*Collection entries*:
==========

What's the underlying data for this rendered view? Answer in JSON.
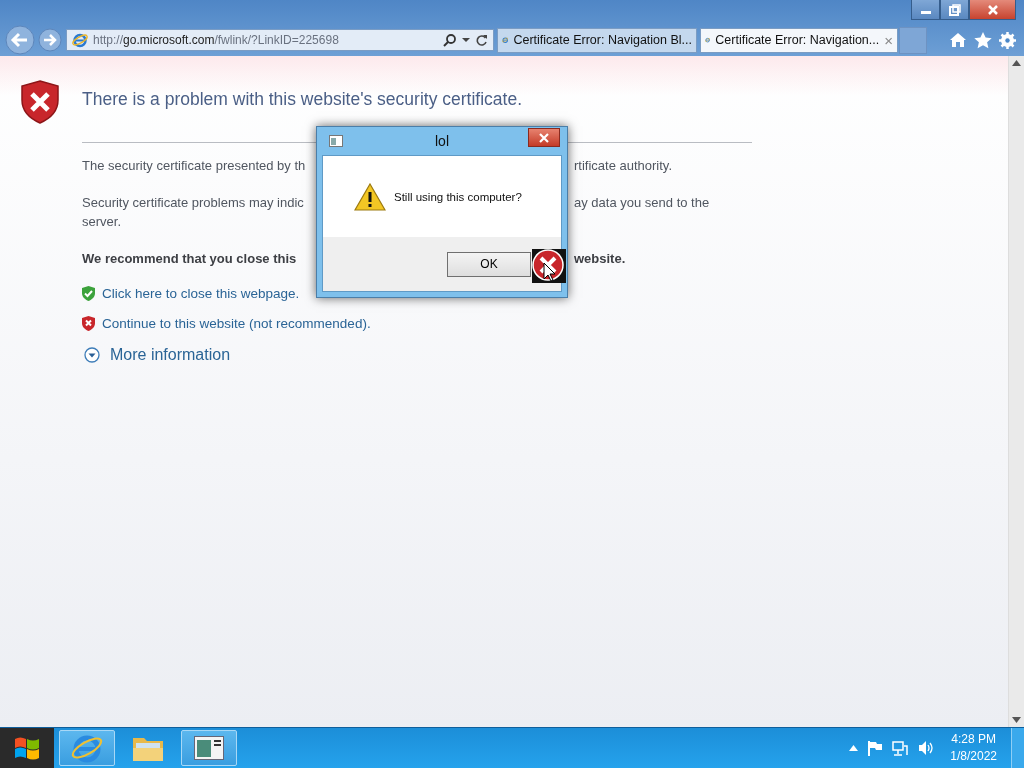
{
  "browser": {
    "address": {
      "prefix": "http://",
      "domain": "go.microsoft.com",
      "suffix": "/fwlink/?LinkID=225698"
    },
    "tabs": [
      {
        "label": "Certificate Error: Navigation Bl...",
        "selected": false
      },
      {
        "label": "Certificate Error: Navigation...",
        "selected": true
      }
    ],
    "tab_close": "×"
  },
  "page": {
    "heading": "There is a problem with this website's security certificate.",
    "paragraphs": [
      {
        "kind": "normal",
        "lines": [
          {
            "left": "The security certificate presented by th",
            "right": "rtificate authority."
          }
        ]
      },
      {
        "kind": "normal",
        "lines": [
          {
            "left": "Security certificate problems may indic",
            "right": "ay data you send to the"
          },
          {
            "left": "server."
          }
        ]
      },
      {
        "kind": "bold",
        "lines": [
          {
            "left": "We recommend that you close this",
            "right": "website."
          }
        ]
      }
    ],
    "links": [
      {
        "label": "Click here to close this webpage.",
        "kind": "safe"
      },
      {
        "label": "Continue to this website (not recommended).",
        "kind": "unsafe"
      }
    ],
    "more_info": "More information"
  },
  "dialog": {
    "title": "lol",
    "message": "Still using this computer?",
    "button": "OK"
  },
  "taskbar": {
    "time": "4:28 PM",
    "date": "1/8/2022"
  }
}
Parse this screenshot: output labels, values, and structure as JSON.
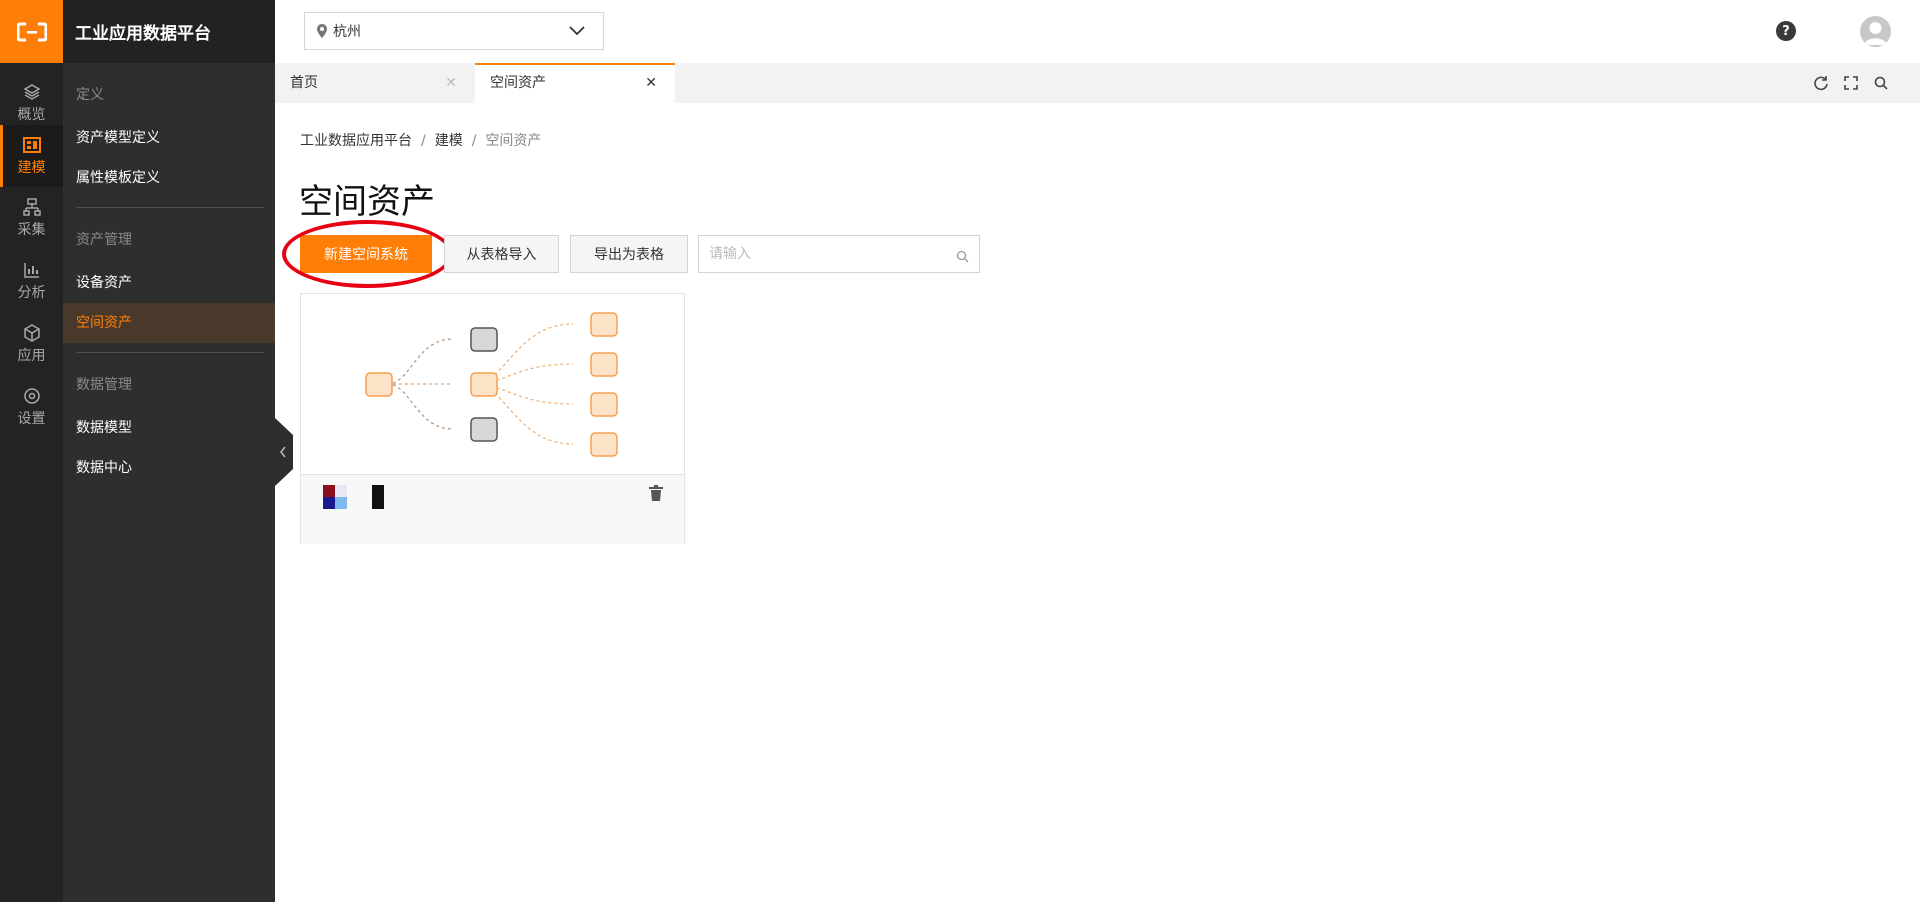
{
  "app": {
    "title": "工业应用数据平台",
    "accent_color": "#ff7e08"
  },
  "rail": {
    "logo_icon": "aliyun-logo-icon",
    "items": [
      {
        "label": "概览",
        "icon": "layers-icon"
      },
      {
        "label": "建模",
        "icon": "modeling-icon",
        "active": true
      },
      {
        "label": "采集",
        "icon": "collect-icon"
      },
      {
        "label": "分析",
        "icon": "chart-icon"
      },
      {
        "label": "应用",
        "icon": "cube-icon"
      },
      {
        "label": "设置",
        "icon": "gear-icon"
      }
    ]
  },
  "sidebar": {
    "sections": [
      {
        "title": "定义",
        "items": [
          "资产模型定义",
          "属性模板定义"
        ]
      },
      {
        "title": "资产管理",
        "items": [
          "设备资产",
          "空间资产"
        ]
      },
      {
        "title": "数据管理",
        "items": [
          "数据模型",
          "数据中心"
        ]
      }
    ],
    "active_item": "空间资产"
  },
  "topbar": {
    "city": "杭州",
    "help_icon": "help-icon",
    "avatar_icon": "user-avatar-icon"
  },
  "tabs": [
    {
      "label": "首页",
      "active": false
    },
    {
      "label": "空间资产",
      "active": true
    }
  ],
  "toolbar_icons": [
    "refresh-icon",
    "fullscreen-icon",
    "search-icon"
  ],
  "breadcrumb": [
    "工业数据应用平台",
    "建模",
    "空间资产"
  ],
  "page_title": "空间资产",
  "actions": {
    "create_label": "新建空间系统",
    "import_label": "从表格导入",
    "export_label": "导出为表格",
    "search_placeholder": "请输入"
  },
  "card": {
    "diagram_icon": "space-system-topology-icon",
    "delete_icon": "trash-icon"
  }
}
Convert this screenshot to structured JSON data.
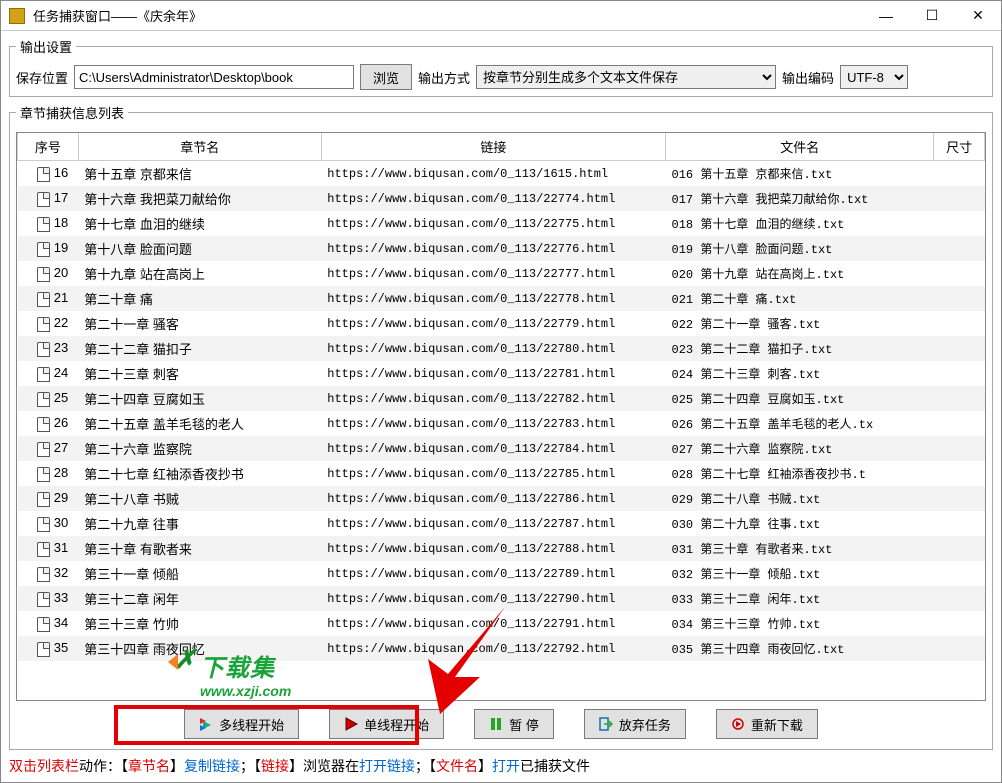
{
  "window": {
    "title": "任务捕获窗口——《庆余年》"
  },
  "output_settings": {
    "legend": "输出设置",
    "save_label": "保存位置",
    "save_path": "C:\\Users\\Administrator\\Desktop\\book",
    "browse": "浏览",
    "mode_label": "输出方式",
    "mode_selected": "按章节分别生成多个文本文件保存",
    "encoding_label": "输出编码",
    "encoding_selected": "UTF-8"
  },
  "list": {
    "legend": "章节捕获信息列表",
    "headers": {
      "no": "序号",
      "chapter": "章节名",
      "link": "链接",
      "file": "文件名",
      "size": "尺寸"
    },
    "rows": [
      {
        "no": "16",
        "chapter": "第十五章 京都来信",
        "link": "https://www.biqusan.com/0_113/1615.html",
        "file": "016 第十五章 京都来信.txt"
      },
      {
        "no": "17",
        "chapter": "第十六章 我把菜刀献给你",
        "link": "https://www.biqusan.com/0_113/22774.html",
        "file": "017 第十六章 我把菜刀献给你.txt"
      },
      {
        "no": "18",
        "chapter": "第十七章 血泪的继续",
        "link": "https://www.biqusan.com/0_113/22775.html",
        "file": "018 第十七章 血泪的继续.txt"
      },
      {
        "no": "19",
        "chapter": "第十八章 脸面问题",
        "link": "https://www.biqusan.com/0_113/22776.html",
        "file": "019 第十八章 脸面问题.txt"
      },
      {
        "no": "20",
        "chapter": "第十九章 站在高岗上",
        "link": "https://www.biqusan.com/0_113/22777.html",
        "file": "020 第十九章 站在高岗上.txt"
      },
      {
        "no": "21",
        "chapter": "第二十章 痛",
        "link": "https://www.biqusan.com/0_113/22778.html",
        "file": "021 第二十章 痛.txt"
      },
      {
        "no": "22",
        "chapter": "第二十一章 骚客",
        "link": "https://www.biqusan.com/0_113/22779.html",
        "file": "022 第二十一章 骚客.txt"
      },
      {
        "no": "23",
        "chapter": "第二十二章 猫扣子",
        "link": "https://www.biqusan.com/0_113/22780.html",
        "file": "023 第二十二章 猫扣子.txt"
      },
      {
        "no": "24",
        "chapter": "第二十三章 刺客",
        "link": "https://www.biqusan.com/0_113/22781.html",
        "file": "024 第二十三章 刺客.txt"
      },
      {
        "no": "25",
        "chapter": "第二十四章 豆腐如玉",
        "link": "https://www.biqusan.com/0_113/22782.html",
        "file": "025 第二十四章 豆腐如玉.txt"
      },
      {
        "no": "26",
        "chapter": "第二十五章 盖羊毛毯的老人",
        "link": "https://www.biqusan.com/0_113/22783.html",
        "file": "026 第二十五章 盖羊毛毯的老人.tx"
      },
      {
        "no": "27",
        "chapter": "第二十六章 监察院",
        "link": "https://www.biqusan.com/0_113/22784.html",
        "file": "027 第二十六章 监察院.txt"
      },
      {
        "no": "28",
        "chapter": "第二十七章 红袖添香夜抄书",
        "link": "https://www.biqusan.com/0_113/22785.html",
        "file": "028 第二十七章 红袖添香夜抄书.t"
      },
      {
        "no": "29",
        "chapter": "第二十八章 书贼",
        "link": "https://www.biqusan.com/0_113/22786.html",
        "file": "029 第二十八章 书贼.txt"
      },
      {
        "no": "30",
        "chapter": "第二十九章 往事",
        "link": "https://www.biqusan.com/0_113/22787.html",
        "file": "030 第二十九章 往事.txt"
      },
      {
        "no": "31",
        "chapter": "第三十章 有歌者来",
        "link": "https://www.biqusan.com/0_113/22788.html",
        "file": "031 第三十章 有歌者来.txt"
      },
      {
        "no": "32",
        "chapter": "第三十一章 倾船",
        "link": "https://www.biqusan.com/0_113/22789.html",
        "file": "032 第三十一章 倾船.txt"
      },
      {
        "no": "33",
        "chapter": "第三十二章 闲年",
        "link": "https://www.biqusan.com/0_113/22790.html",
        "file": "033 第三十二章 闲年.txt"
      },
      {
        "no": "34",
        "chapter": "第三十三章 竹帅",
        "link": "https://www.biqusan.com/0_113/22791.html",
        "file": "034 第三十三章 竹帅.txt"
      },
      {
        "no": "35",
        "chapter": "第三十四章 雨夜回忆",
        "link": "https://www.biqusan.com/0_113/22792.html",
        "file": "035 第三十四章 雨夜回忆.txt"
      }
    ]
  },
  "buttons": {
    "multi": "多线程开始",
    "single": "单线程开始",
    "pause": "暂 停",
    "abandon": "放弃任务",
    "redownload": "重新下载"
  },
  "hint": {
    "p1": "双击列表栏",
    "p2": "动作：【",
    "p3": "章节名",
    "p4": "】",
    "p5": "复制链接",
    "p6": "；【",
    "p7": "链接",
    "p8": "】浏览器在",
    "p9": "打开链接",
    "p10": "；【",
    "p11": "文件名",
    "p12": "】",
    "p13": "打开",
    "p14": "已捕获文件"
  },
  "watermark": {
    "text": "下载集",
    "url": "www.xzji.com"
  }
}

==========

*Given instruction*: Find each line holding the string "血泪的继续" and copy it out.

*Solution for this problem*:
        "chapter": "第十七章 血泪的继续",
        "file": "018 第十七章 血泪的继续.txt"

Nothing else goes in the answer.